Problem description — Copy out every line of the data below that contains the string "没有环境".

* * *

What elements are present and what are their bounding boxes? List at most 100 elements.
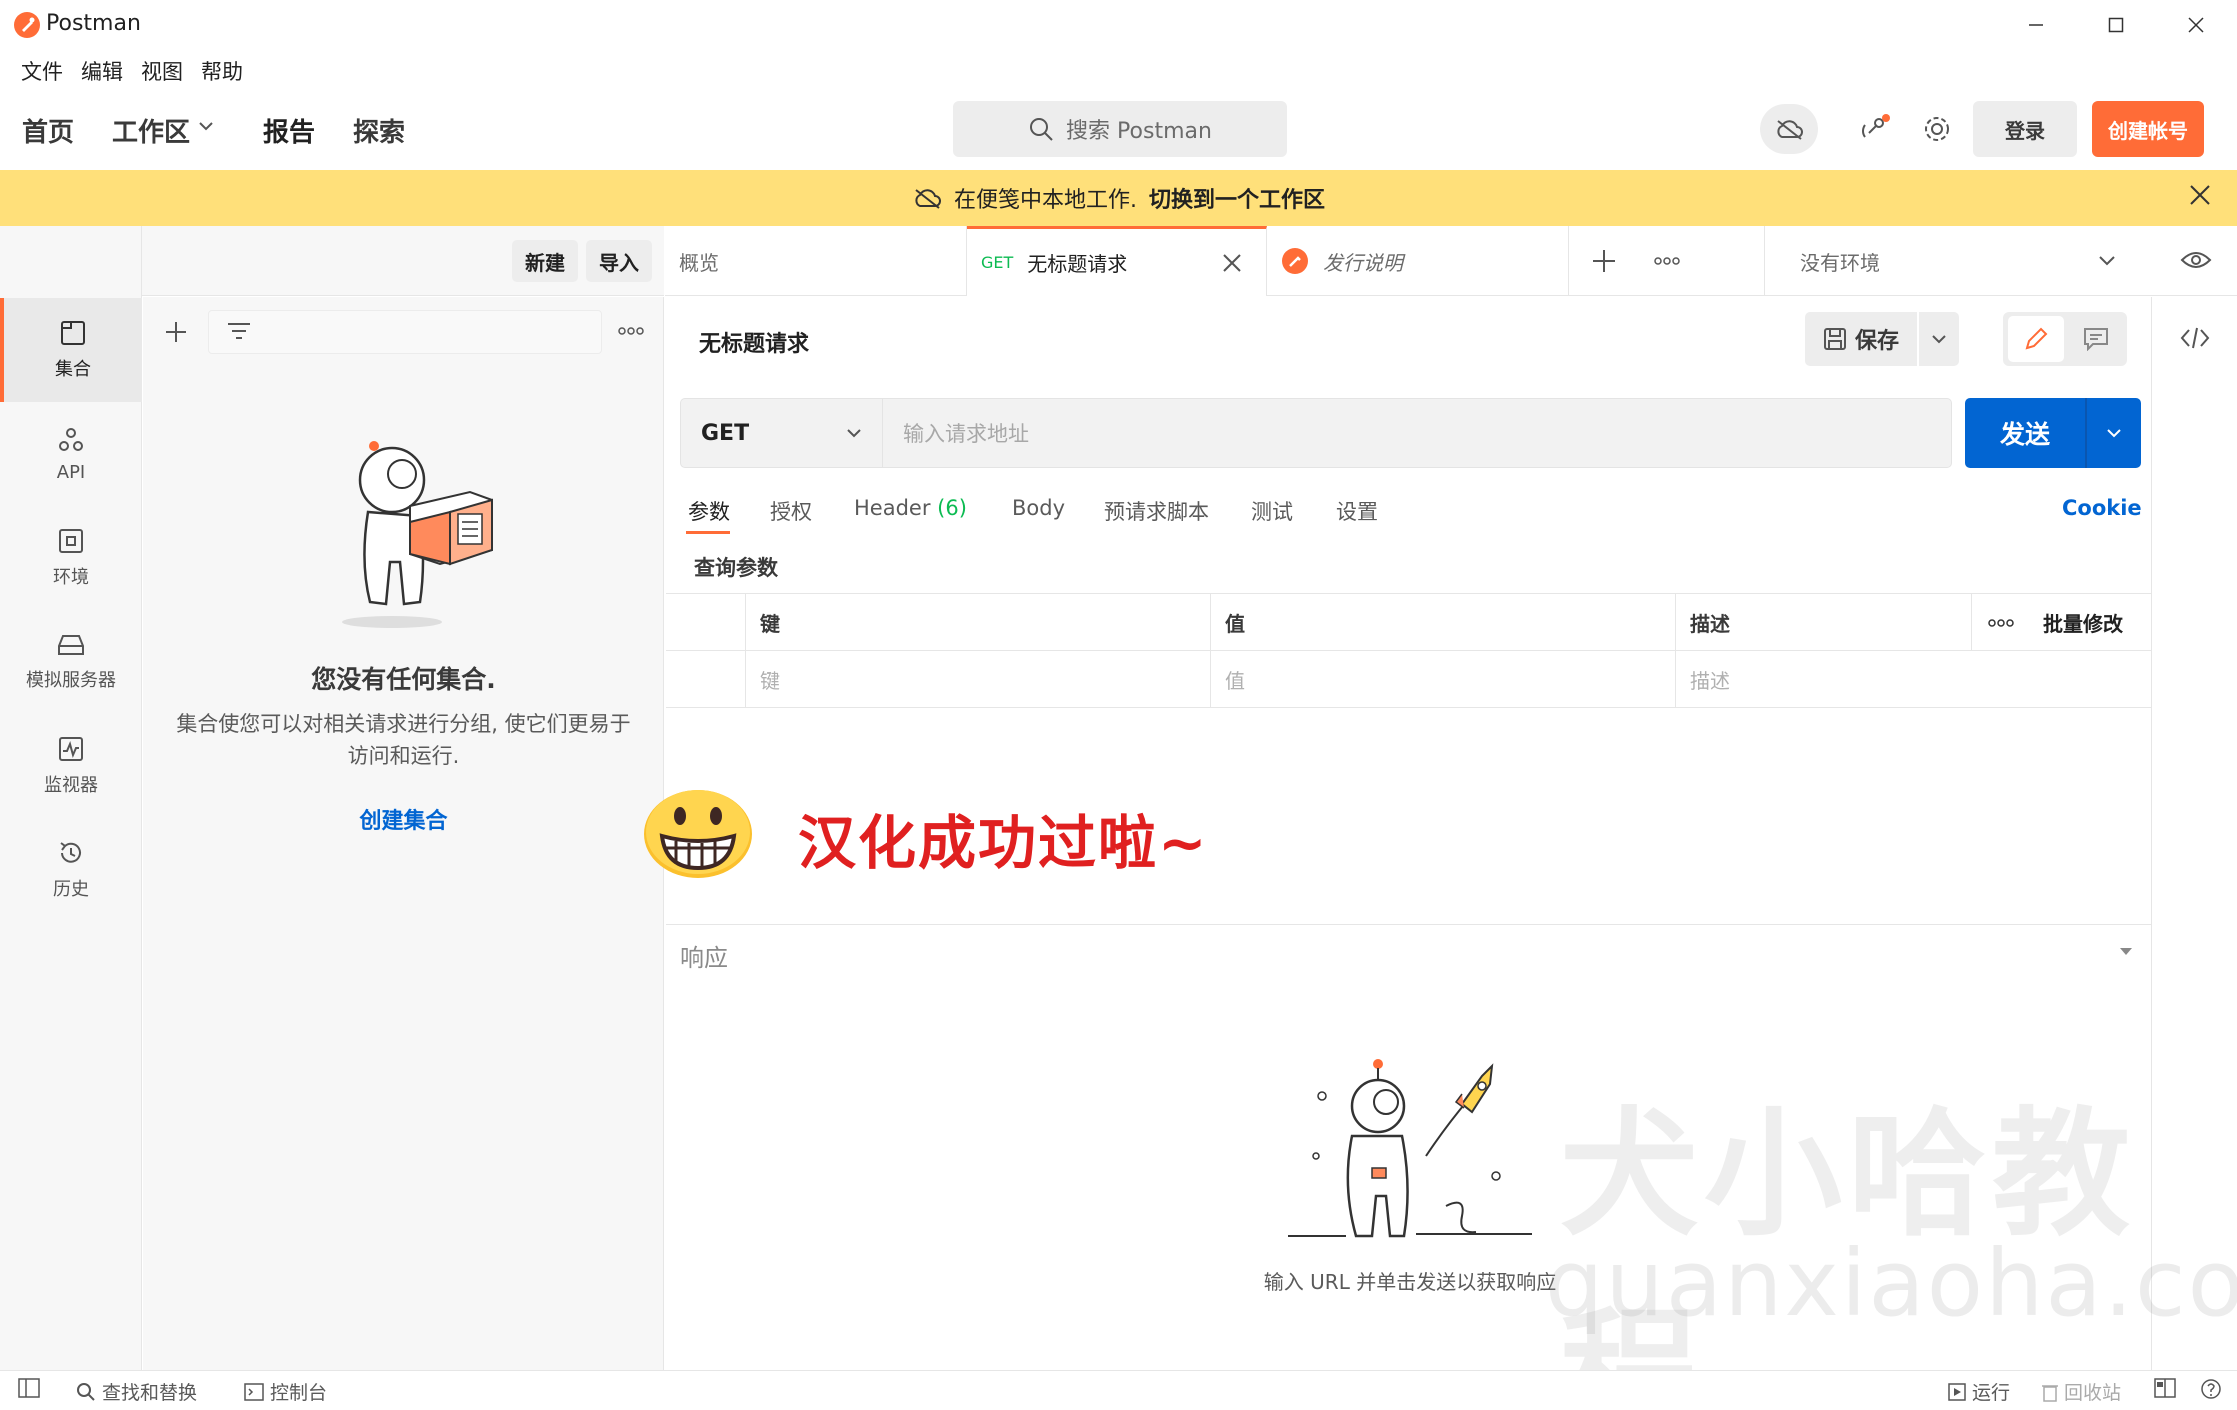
sidebar-item-monitors[interactable]: 监视器 <box>0 714 142 818</box>
console-button[interactable]: 控制台 <box>244 1378 327 1405</box>
help-icon[interactable] <box>2200 1378 2222 1400</box>
signup-button[interactable]: 创建帐号 <box>2092 101 2204 157</box>
chevron-down-icon <box>846 428 862 438</box>
find-replace-label: 查找和替换 <box>102 1382 198 1404</box>
send-options-chevron-icon[interactable] <box>2087 398 2141 468</box>
edit-pencil-icon[interactable] <box>2008 316 2064 362</box>
cloud-off-icon <box>912 187 942 209</box>
menu-file[interactable]: 文件 <box>12 52 72 88</box>
nav-workspaces[interactable]: 工作区 <box>112 112 190 149</box>
tab-label: 发行说明 <box>1323 250 1403 275</box>
sidebar-item-label: 历史 <box>53 879 89 900</box>
import-button[interactable]: 导入 <box>586 240 652 282</box>
monitor-icon <box>57 735 85 763</box>
tab-label: 无标题请求 <box>1027 252 1128 276</box>
param-key-input[interactable]: 键 <box>745 651 1210 708</box>
tab-pre-request-script[interactable]: 预请求脚本 <box>1104 496 1209 526</box>
active-tab-underline <box>686 531 730 534</box>
tab-release-notes[interactable]: 发行说明 <box>1267 226 1569 296</box>
response-collapse-icon[interactable] <box>2118 946 2134 956</box>
menu-view[interactable]: 视图 <box>132 52 192 88</box>
add-collection-icon[interactable] <box>164 320 188 344</box>
environment-label: 没有环境 <box>1800 250 1880 275</box>
param-description-input[interactable]: 描述 <box>1675 651 2151 708</box>
minimize-button[interactable] <box>2006 8 2066 42</box>
tab-authorization[interactable]: 授权 <box>770 496 812 526</box>
sidebar-item-environment[interactable]: 环境 <box>0 506 142 610</box>
environment-quick-look-eye-icon[interactable] <box>2180 248 2212 272</box>
http-method-select[interactable]: GET <box>680 398 882 468</box>
param-value-input[interactable]: 值 <box>1210 651 1675 708</box>
nav-home[interactable]: 首页 <box>22 112 74 149</box>
save-options-chevron-icon[interactable] <box>1919 312 1959 366</box>
sidebar-item-label: 模拟服务器 <box>26 670 116 691</box>
tab-untitled-request[interactable]: GET 无标题请求 <box>967 226 1267 296</box>
switch-workspace-link[interactable]: 切换到一个工作区 <box>1149 182 1325 214</box>
table-more-icon[interactable] <box>1971 594 2029 651</box>
save-button[interactable]: 保存 <box>1805 312 1917 366</box>
cloud-sync-icon[interactable] <box>1760 104 1818 154</box>
runner-button[interactable]: 运行 <box>1948 1378 2010 1405</box>
sidebar-item-label: 集合 <box>55 359 91 380</box>
satellite-icon[interactable] <box>1846 104 1904 154</box>
cookies-link[interactable]: Cookie <box>2062 496 2142 520</box>
tab-overview[interactable]: 概览 <box>665 226 967 296</box>
create-collection-link[interactable]: 创建集合 <box>143 803 664 835</box>
code-snippet-icon[interactable] <box>2180 326 2210 350</box>
find-replace-button[interactable]: 查找和替换 <box>76 1378 197 1405</box>
close-window-button[interactable] <box>2166 8 2226 42</box>
new-tab-icon[interactable] <box>1592 249 1616 273</box>
overlay-annotation-text: 汉化成功过啦~ <box>798 809 1209 877</box>
signin-button[interactable]: 登录 <box>1973 101 2077 157</box>
astronaut-box-illustration <box>330 432 500 632</box>
close-tab-icon[interactable] <box>1222 253 1242 273</box>
save-label: 保存 <box>1854 329 1899 354</box>
console-label: 控制台 <box>270 1382 328 1404</box>
environment-selector[interactable]: 没有环境 <box>1766 226 2126 296</box>
empty-collections-description: 集合使您可以对相关请求进行分组, 使它们更易于访问和运行. <box>176 712 631 768</box>
response-title: 响应 <box>680 944 728 972</box>
request-title[interactable]: 无标题请求 <box>699 326 809 358</box>
nav-reports[interactable]: 报告 <box>263 112 315 149</box>
more-options-icon[interactable] <box>617 326 645 336</box>
sidebar-item-history[interactable]: 历史 <box>0 818 142 922</box>
sidebar-item-mock-servers[interactable]: 模拟服务器 <box>0 610 142 714</box>
two-pane-layout-icon[interactable] <box>2154 1378 2176 1398</box>
bulk-edit-link[interactable]: 批量修改 <box>2029 594 2151 651</box>
tab-params[interactable]: 参数 <box>688 496 730 526</box>
collections-filter-input[interactable] <box>208 310 602 354</box>
chevron-down-icon[interactable] <box>198 120 214 132</box>
runner-play-icon <box>1948 1382 1966 1401</box>
tab-method-badge: GET <box>981 253 1014 272</box>
runner-label: 运行 <box>1972 1382 2011 1404</box>
tab-tests[interactable]: 测试 <box>1251 496 1293 526</box>
watermark-en: quanxiaoha.com <box>1545 1230 2237 1337</box>
tab-body[interactable]: Body <box>1012 496 1065 520</box>
banner-text: 在便笺中本地工作. <box>953 188 1137 213</box>
tabs-more-icon[interactable] <box>1653 256 1681 266</box>
menu-edit[interactable]: 编辑 <box>72 52 132 88</box>
menu-help[interactable]: 帮助 <box>192 52 252 88</box>
new-button[interactable]: 新建 <box>512 240 578 282</box>
sidebar-item-api[interactable]: API <box>0 402 142 506</box>
column-value: 值 <box>1210 594 1675 651</box>
save-icon <box>1823 327 1847 351</box>
sidebar-item-label: 环境 <box>53 567 89 588</box>
request-url-input[interactable]: 输入请求地址 <box>882 398 1952 468</box>
toggle-sidebar-icon[interactable] <box>18 1378 40 1398</box>
nav-explore[interactable]: 探索 <box>353 112 405 149</box>
banner-close-icon[interactable] <box>2189 184 2211 206</box>
tab-settings[interactable]: 设置 <box>1336 496 1378 526</box>
empty-collections-title: 您没有任何集合. <box>311 665 496 694</box>
tab-headers[interactable]: Header (6) <box>854 496 967 520</box>
search-input[interactable]: 搜索 Postman <box>953 101 1287 157</box>
sidebar-item-collections[interactable]: 集合 <box>0 298 142 402</box>
postman-logo-icon <box>14 12 40 38</box>
url-placeholder: 输入请求地址 <box>903 422 1029 446</box>
maximize-button[interactable] <box>2086 8 2146 42</box>
astronaut-rocket-illustration <box>1286 1056 1536 1256</box>
settings-gear-icon[interactable] <box>1908 104 1966 154</box>
trash-button[interactable]: 回收站 <box>2042 1378 2121 1405</box>
send-button[interactable]: 发送 <box>1965 398 2085 468</box>
comments-icon[interactable] <box>2068 316 2124 362</box>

* * *

Problem solution —
environment-label: 没有环境 <box>1800 250 1880 275</box>
environment-selector[interactable]: 没有环境 <box>1766 226 2126 296</box>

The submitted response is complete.